*EXERCISE AIM*: From the entries below, extract every line that includes the word "Verbindlichkeiten".

-------- SOURCE DATA --------

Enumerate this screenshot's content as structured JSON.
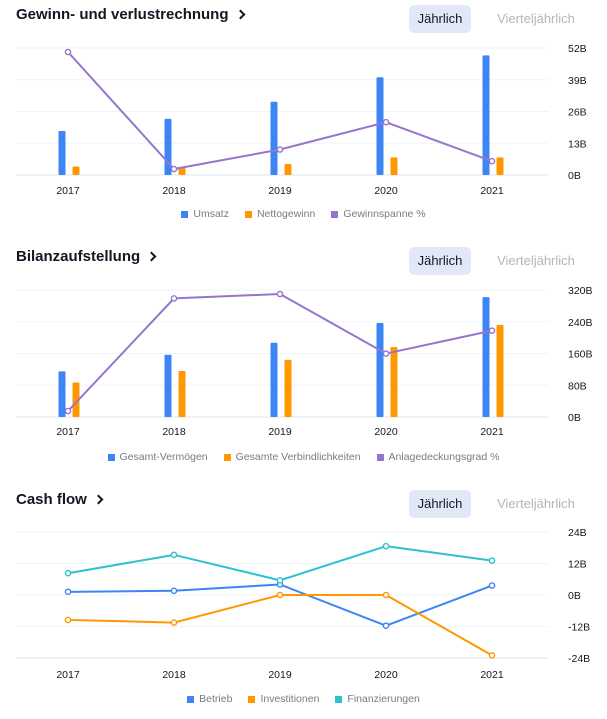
{
  "colors": {
    "blue": "#3d85f5",
    "orange": "#ff9800",
    "purple": "#9575cd",
    "cyan": "#2ec1cf",
    "grid": "#f0f3fa",
    "axis_text": "#131722"
  },
  "sections": {
    "income": {
      "title": "Gewinn- und verlustrechnung",
      "toggle_active": "Jährlich",
      "toggle_inactive": "Vierteljährlich",
      "legend": [
        "Umsatz",
        "Nettogewinn",
        "Gewinnspanne %"
      ]
    },
    "balance": {
      "title": "Bilanzaufstellung",
      "toggle_active": "Jährlich",
      "toggle_inactive": "Vierteljährlich",
      "legend": [
        "Gesamt-Vermögen",
        "Gesamte Verbindlichkeiten",
        "Anlagedeckungsgrad %"
      ]
    },
    "cash": {
      "title": "Cash flow",
      "toggle_active": "Jährlich",
      "toggle_inactive": "Vierteljährlich",
      "legend": [
        "Betrieb",
        "Investitionen",
        "Finanzierungen"
      ]
    }
  },
  "chart_data": [
    {
      "type": "bar",
      "categories": [
        "2017",
        "2018",
        "2019",
        "2020",
        "2021"
      ],
      "y_ticks": [
        "52B",
        "39B",
        "26B",
        "13B",
        "0B"
      ],
      "ylim": [
        0,
        52
      ],
      "series": [
        {
          "name": "Umsatz",
          "values": [
            18,
            23,
            30,
            40,
            49
          ],
          "color": "blue"
        },
        {
          "name": "Nettogewinn",
          "values": [
            3.5,
            3.2,
            4.5,
            7.2,
            7.2
          ],
          "color": "orange"
        }
      ],
      "line": {
        "name": "Gewinnspanne %",
        "values": [
          49,
          19,
          24,
          31,
          21
        ],
        "color": "purple",
        "unit": "relative"
      }
    },
    {
      "type": "bar",
      "categories": [
        "2017",
        "2018",
        "2019",
        "2020",
        "2021"
      ],
      "y_ticks": [
        "320B",
        "240B",
        "160B",
        "80B",
        "0B"
      ],
      "ylim": [
        0,
        320
      ],
      "series": [
        {
          "name": "Gesamt-Vermögen",
          "values": [
            115,
            157,
            187,
            237,
            302
          ],
          "color": "blue"
        },
        {
          "name": "Gesamte Verbindlichkeiten",
          "values": [
            87,
            116,
            144,
            176,
            232
          ],
          "color": "orange"
        }
      ],
      "line": {
        "name": "Anlagedeckungsgrad %",
        "values": [
          45,
          300,
          310,
          175,
          227
        ],
        "color": "purple",
        "unit": "relative"
      }
    },
    {
      "type": "line",
      "categories": [
        "2017",
        "2018",
        "2019",
        "2020",
        "2021"
      ],
      "y_ticks": [
        "24B",
        "12B",
        "0B",
        "-12B",
        "-24B"
      ],
      "ylim": [
        -24,
        24
      ],
      "series": [
        {
          "name": "Betrieb",
          "values": [
            1.2,
            1.6,
            4.0,
            -11.7,
            3.6
          ],
          "color": "blue"
        },
        {
          "name": "Investitionen",
          "values": [
            -9.5,
            -10.5,
            0,
            0,
            -23
          ],
          "color": "orange"
        },
        {
          "name": "Finanzierungen",
          "values": [
            8.3,
            15.3,
            5.6,
            18.6,
            13.1
          ],
          "color": "cyan"
        }
      ]
    }
  ]
}
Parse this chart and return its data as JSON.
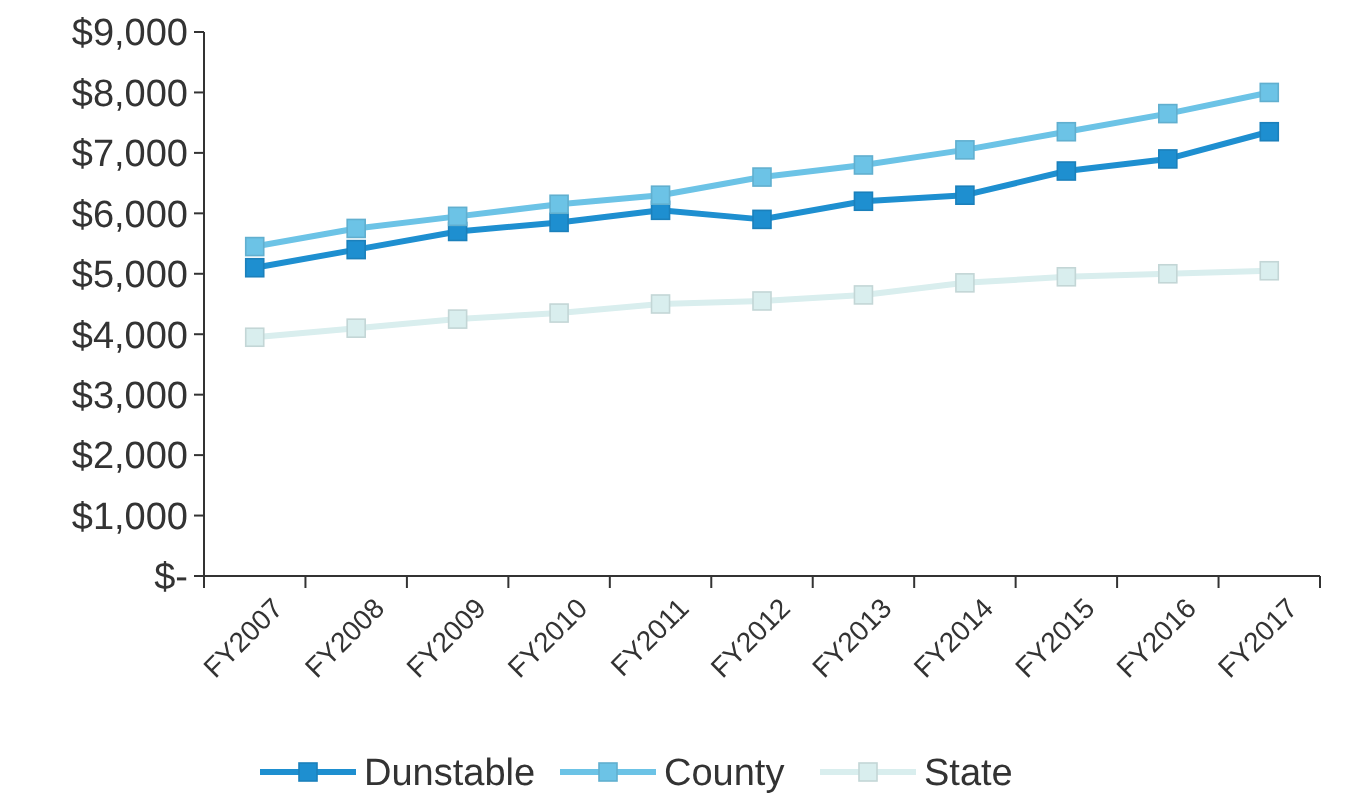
{
  "chart_data": {
    "type": "line",
    "categories": [
      "FY2007",
      "FY2008",
      "FY2009",
      "FY2010",
      "FY2011",
      "FY2012",
      "FY2013",
      "FY2014",
      "FY2015",
      "FY2016",
      "FY2017"
    ],
    "series": [
      {
        "name": "Dunstable",
        "color": "#1e8fd0",
        "values": [
          5100,
          5400,
          5700,
          5850,
          6050,
          5900,
          6200,
          6300,
          6700,
          6900,
          7350
        ]
      },
      {
        "name": "County",
        "color": "#6cc3e6",
        "values": [
          5450,
          5750,
          5950,
          6150,
          6300,
          6600,
          6800,
          7050,
          7350,
          7650,
          8000
        ]
      },
      {
        "name": "State",
        "color": "#d9eeee",
        "values": [
          3950,
          4100,
          4250,
          4350,
          4500,
          4550,
          4650,
          4850,
          4950,
          5000,
          5050
        ]
      }
    ],
    "ylim": [
      0,
      9000
    ],
    "yticks": [
      {
        "value": 0,
        "label": "$-"
      },
      {
        "value": 1000,
        "label": "$1,000"
      },
      {
        "value": 2000,
        "label": "$2,000"
      },
      {
        "value": 3000,
        "label": "$3,000"
      },
      {
        "value": 4000,
        "label": "$4,000"
      },
      {
        "value": 5000,
        "label": "$5,000"
      },
      {
        "value": 6000,
        "label": "$6,000"
      },
      {
        "value": 7000,
        "label": "$7,000"
      },
      {
        "value": 8000,
        "label": "$8,000"
      },
      {
        "value": 9000,
        "label": "$9,000"
      }
    ],
    "grid": false,
    "legend": "bottom",
    "marker": "square",
    "line_style": "solid"
  }
}
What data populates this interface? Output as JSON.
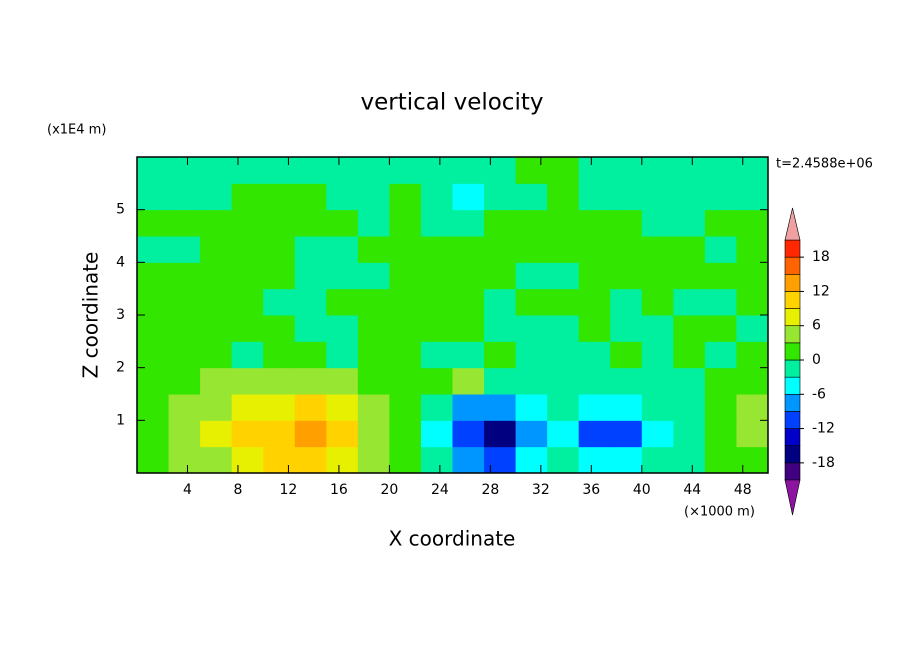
{
  "chart_data": {
    "type": "contour",
    "title": "vertical velocity",
    "x_label": "X coordinate",
    "y_label": "Z coordinate",
    "x_unit": "(×1000 m)",
    "y_unit": "(x1E4 m)",
    "annotation": "t=2.4588e+06",
    "xlim": [
      0,
      50
    ],
    "xticks": [
      4,
      8,
      12,
      16,
      20,
      24,
      28,
      32,
      36,
      40,
      44,
      48
    ],
    "ylim": [
      0,
      6
    ],
    "yticks": [
      1,
      2,
      3,
      4,
      5
    ],
    "x": [
      1.25,
      3.75,
      6.25,
      8.75,
      11.25,
      13.75,
      16.25,
      18.75,
      21.25,
      23.75,
      26.25,
      28.75,
      31.25,
      33.75,
      36.25,
      38.75,
      41.25,
      43.75,
      46.25,
      48.75
    ],
    "y": [
      0.25,
      0.75,
      1.25,
      1.75,
      2.25,
      2.75,
      3.25,
      3.75,
      4.25,
      4.75,
      5.25,
      5.75
    ],
    "z": [
      [
        2,
        4,
        5,
        8,
        10,
        9,
        6,
        4,
        1,
        -3,
        -7,
        -11,
        -6,
        -2,
        -4,
        -5,
        -3,
        -1,
        1,
        2
      ],
      [
        2,
        4,
        7,
        10,
        11,
        13,
        9,
        5,
        1,
        -5,
        -12,
        -16,
        -9,
        -4,
        -11,
        -10,
        -4,
        -1,
        1,
        4
      ],
      [
        2,
        3,
        5,
        7,
        8,
        9,
        8,
        4,
        1,
        -3,
        -7,
        -9,
        -5,
        -3,
        -6,
        -6,
        -3,
        -1,
        1,
        3
      ],
      [
        1,
        2,
        3,
        3,
        4,
        4,
        3,
        2,
        1,
        1,
        3,
        -1,
        -1,
        -2,
        -2,
        -1,
        -1,
        -1,
        1,
        1
      ],
      [
        1,
        1,
        1,
        -1,
        1,
        1,
        -1,
        1,
        1,
        -1,
        -1,
        1,
        -1,
        -1,
        -1,
        1,
        -1,
        1,
        -1,
        1
      ],
      [
        2,
        1,
        1,
        1,
        1,
        -1,
        -1,
        1,
        1,
        1,
        1,
        -1,
        -1,
        -1,
        1,
        -1,
        -1,
        1,
        1,
        -1
      ],
      [
        1,
        1,
        1,
        1,
        -1,
        -1,
        1,
        1,
        1,
        1,
        1,
        -1,
        1,
        1,
        1,
        -1,
        1,
        -1,
        -1,
        1
      ],
      [
        1,
        1,
        1,
        1,
        1,
        -1,
        -1,
        -1,
        1,
        1,
        1,
        1,
        -1,
        -1,
        1,
        1,
        1,
        1,
        1,
        1
      ],
      [
        -1,
        -1,
        1,
        1,
        1,
        -1,
        -1,
        1,
        1,
        1,
        1,
        1,
        1,
        1,
        1,
        1,
        1,
        1,
        -1,
        1
      ],
      [
        1,
        1,
        1,
        1,
        1,
        1,
        1,
        -1,
        1,
        -2,
        -2,
        1,
        1,
        1,
        1,
        1,
        -1,
        -1,
        1,
        1
      ],
      [
        -1,
        -1,
        -1,
        1,
        1,
        1,
        -1,
        -1,
        1,
        -1,
        -4,
        -1,
        -1,
        1,
        -1,
        -1,
        -1,
        -1,
        -1,
        -1
      ],
      [
        -1,
        -1,
        -1,
        -1,
        -1,
        -1,
        -1,
        -1,
        -1,
        -1,
        -1,
        -1,
        1,
        1,
        -1,
        -1,
        -1,
        -1,
        -1,
        -1
      ]
    ],
    "levels": [
      -21,
      -18,
      -15,
      -12,
      -9,
      -6,
      -3,
      0,
      3,
      6,
      9,
      12,
      15,
      18,
      21
    ],
    "colors": [
      "#400080",
      "#000080",
      "#0000c8",
      "#0040ff",
      "#0096ff",
      "#00ffff",
      "#00f0a0",
      "#32e600",
      "#96e632",
      "#e6f000",
      "#ffd200",
      "#ffa000",
      "#ff6400",
      "#ff2800"
    ],
    "over_color": "#f0a0a0",
    "under_color": "#8c14a0",
    "colorbar_ticks": [
      -18,
      -12,
      -6,
      0,
      6,
      12,
      18
    ]
  }
}
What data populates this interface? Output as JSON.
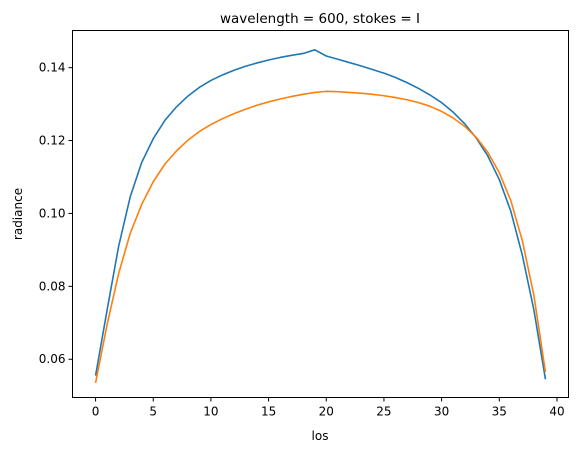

--------

*WRITTEN SOLUTION*:
        "Gesamte Verbindlichkeiten",
          "name": "Gesamte Verbindlichkeiten",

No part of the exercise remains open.